Stated goal >> Quote all entries in full, exactly.

Supplied data >>
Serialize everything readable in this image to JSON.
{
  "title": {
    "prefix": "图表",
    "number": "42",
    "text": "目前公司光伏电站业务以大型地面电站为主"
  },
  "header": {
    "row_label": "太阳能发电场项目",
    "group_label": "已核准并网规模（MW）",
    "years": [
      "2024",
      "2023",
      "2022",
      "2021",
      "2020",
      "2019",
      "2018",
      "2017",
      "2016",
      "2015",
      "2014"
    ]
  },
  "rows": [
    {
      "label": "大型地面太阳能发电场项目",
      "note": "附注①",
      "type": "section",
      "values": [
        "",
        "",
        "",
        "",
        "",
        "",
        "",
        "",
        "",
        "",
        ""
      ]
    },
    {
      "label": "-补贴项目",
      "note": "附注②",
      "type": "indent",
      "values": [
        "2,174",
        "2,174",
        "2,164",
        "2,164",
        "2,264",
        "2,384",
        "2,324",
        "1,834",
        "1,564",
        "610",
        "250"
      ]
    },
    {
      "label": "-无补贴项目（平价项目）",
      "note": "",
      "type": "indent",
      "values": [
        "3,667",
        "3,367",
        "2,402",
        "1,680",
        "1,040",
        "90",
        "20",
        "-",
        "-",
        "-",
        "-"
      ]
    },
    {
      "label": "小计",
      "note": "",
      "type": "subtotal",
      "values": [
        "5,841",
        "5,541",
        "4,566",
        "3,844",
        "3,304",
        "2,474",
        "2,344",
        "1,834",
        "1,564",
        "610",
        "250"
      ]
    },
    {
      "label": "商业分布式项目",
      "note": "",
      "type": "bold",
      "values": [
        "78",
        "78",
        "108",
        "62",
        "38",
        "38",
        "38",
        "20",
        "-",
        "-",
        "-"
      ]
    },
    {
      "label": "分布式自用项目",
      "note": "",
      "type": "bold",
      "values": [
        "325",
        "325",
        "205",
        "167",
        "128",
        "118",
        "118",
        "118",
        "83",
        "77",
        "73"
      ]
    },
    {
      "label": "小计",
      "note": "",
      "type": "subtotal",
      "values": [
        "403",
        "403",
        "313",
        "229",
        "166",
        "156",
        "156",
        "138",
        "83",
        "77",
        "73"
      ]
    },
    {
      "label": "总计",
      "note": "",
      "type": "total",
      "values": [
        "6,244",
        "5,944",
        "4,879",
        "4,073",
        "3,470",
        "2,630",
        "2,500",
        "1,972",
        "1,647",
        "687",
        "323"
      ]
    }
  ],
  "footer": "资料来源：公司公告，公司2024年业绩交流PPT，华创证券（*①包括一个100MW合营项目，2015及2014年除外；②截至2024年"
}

Worked solution >>
Serialize everything readable in this image to JSON.
{
  "title": {
    "prefix": "图表",
    "number": "42",
    "text": "目前公司光伏电站业务以大型地面电站为主"
  },
  "header": {
    "row_label": "太阳能发电场项目",
    "group_label": "已核准并网规模（MW）",
    "years": [
      "2024",
      "2023",
      "2022",
      "2021",
      "2020",
      "2019",
      "2018",
      "2017",
      "2016",
      "2015",
      "2014"
    ]
  },
  "rows": [
    {
      "label": "大型地面太阳能发电场项目",
      "note": "附注①",
      "type": "section",
      "values": [
        "",
        "",
        "",
        "",
        "",
        "",
        "",
        "",
        "",
        "",
        ""
      ]
    },
    {
      "label": "-补贴项目",
      "note": "附注②",
      "type": "indent",
      "values": [
        "2,174",
        "2,174",
        "2,164",
        "2,164",
        "2,264",
        "2,384",
        "2,324",
        "1,834",
        "1,564",
        "610",
        "250"
      ]
    },
    {
      "label": "-无补贴项目（平价项目）",
      "note": "",
      "type": "indent",
      "values": [
        "3,667",
        "3,367",
        "2,402",
        "1,680",
        "1,040",
        "90",
        "20",
        "-",
        "-",
        "-",
        "-"
      ]
    },
    {
      "label": "小计",
      "note": "",
      "type": "subtotal",
      "values": [
        "5,841",
        "5,541",
        "4,566",
        "3,844",
        "3,304",
        "2,474",
        "2,344",
        "1,834",
        "1,564",
        "610",
        "250"
      ]
    },
    {
      "label": "商业分布式项目",
      "note": "",
      "type": "bold",
      "values": [
        "78",
        "78",
        "108",
        "62",
        "38",
        "38",
        "38",
        "20",
        "-",
        "-",
        "-"
      ]
    },
    {
      "label": "分布式自用项目",
      "note": "",
      "type": "bold",
      "values": [
        "325",
        "325",
        "205",
        "167",
        "128",
        "118",
        "118",
        "118",
        "83",
        "77",
        "73"
      ]
    },
    {
      "label": "小计",
      "note": "",
      "type": "subtotal",
      "values": [
        "403",
        "403",
        "313",
        "229",
        "166",
        "156",
        "156",
        "138",
        "83",
        "77",
        "73"
      ]
    },
    {
      "label": "总计",
      "note": "",
      "type": "total",
      "values": [
        "6,244",
        "5,944",
        "4,879",
        "4,073",
        "3,470",
        "2,630",
        "2,500",
        "1,972",
        "1,647",
        "687",
        "323"
      ]
    }
  ],
  "footer": "资料来源：公司公告，公司2024年业绩交流PPT，华创证券（*①包括一个100MW合营项目，2015及2014年除外；②截至2024年"
}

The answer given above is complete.